> _Records for the task_
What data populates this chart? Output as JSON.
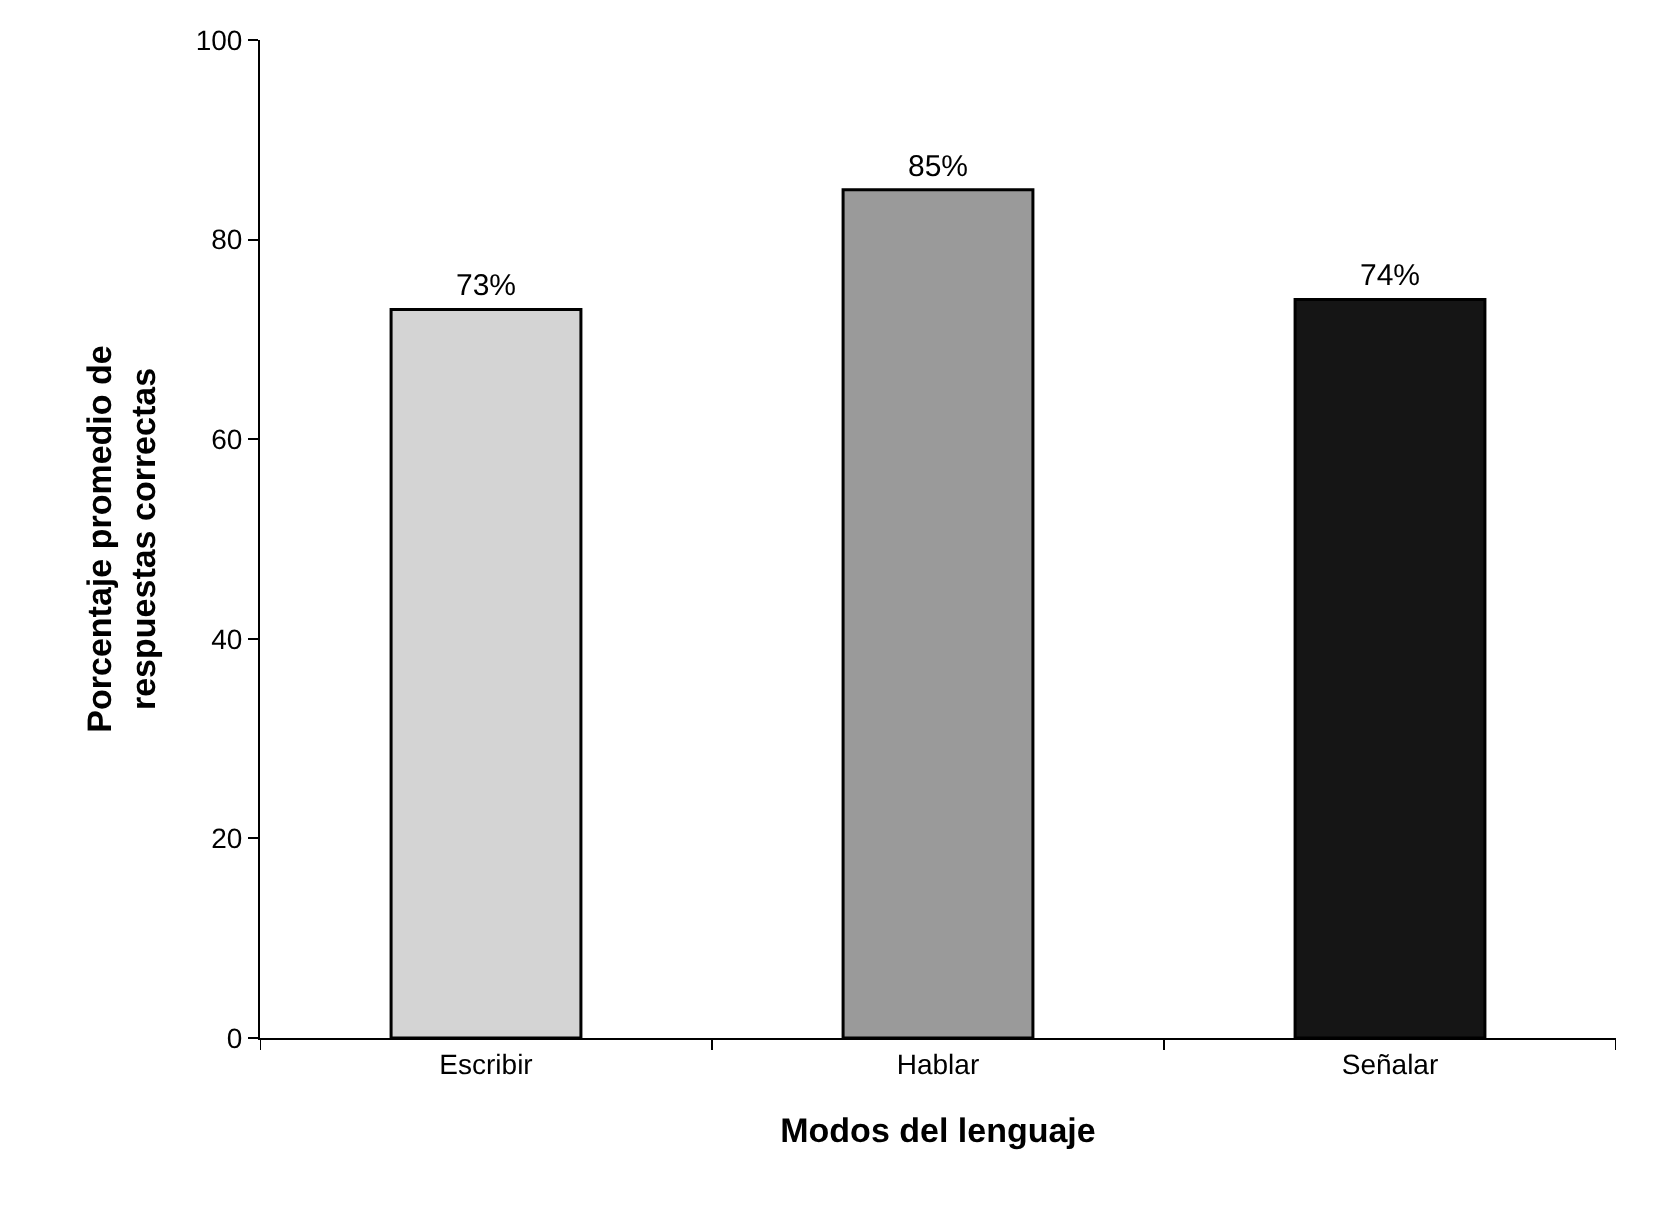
{
  "chart_data": {
    "type": "bar",
    "xlabel": "Modos del lenguaje",
    "ylabel": "Porcentaje promedio de respuestas correctas",
    "categories": [
      "Escribir",
      "Hablar",
      "Señalar"
    ],
    "values": [
      73,
      85,
      74
    ],
    "value_labels": [
      "73%",
      "85%",
      "74%"
    ],
    "colors": [
      "#d4d4d4",
      "#9a9a9a",
      "#151515"
    ],
    "ylim": [
      0,
      100
    ],
    "yticks": [
      0,
      20,
      40,
      60,
      80,
      100
    ]
  }
}
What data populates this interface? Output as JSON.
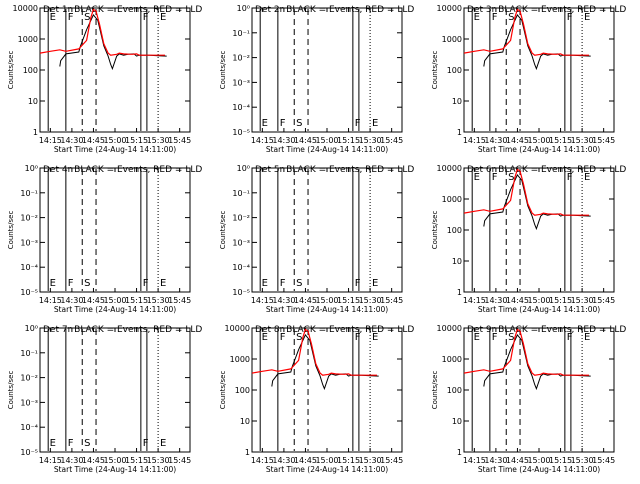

> _Your instructions_
Exact duplication of all the records is required; pictures are omitted from the copy.

> _Solution for this task_
What data populates this chart? Output as JSON.
{
  "chart_data": {
    "type": "bar",
    "xlabel": "Modos del lenguaje",
    "ylabel": "Porcentaje promedio de respuestas correctas",
    "categories": [
      "Escribir",
      "Hablar",
      "Señalar"
    ],
    "values": [
      73,
      85,
      74
    ],
    "value_labels": [
      "73%",
      "85%",
      "74%"
    ],
    "colors": [
      "#d4d4d4",
      "#9a9a9a",
      "#151515"
    ],
    "ylim": [
      0,
      100
    ],
    "yticks": [
      0,
      20,
      40,
      60,
      80,
      100
    ]
  }
}
What data populates this interface? Output as JSON.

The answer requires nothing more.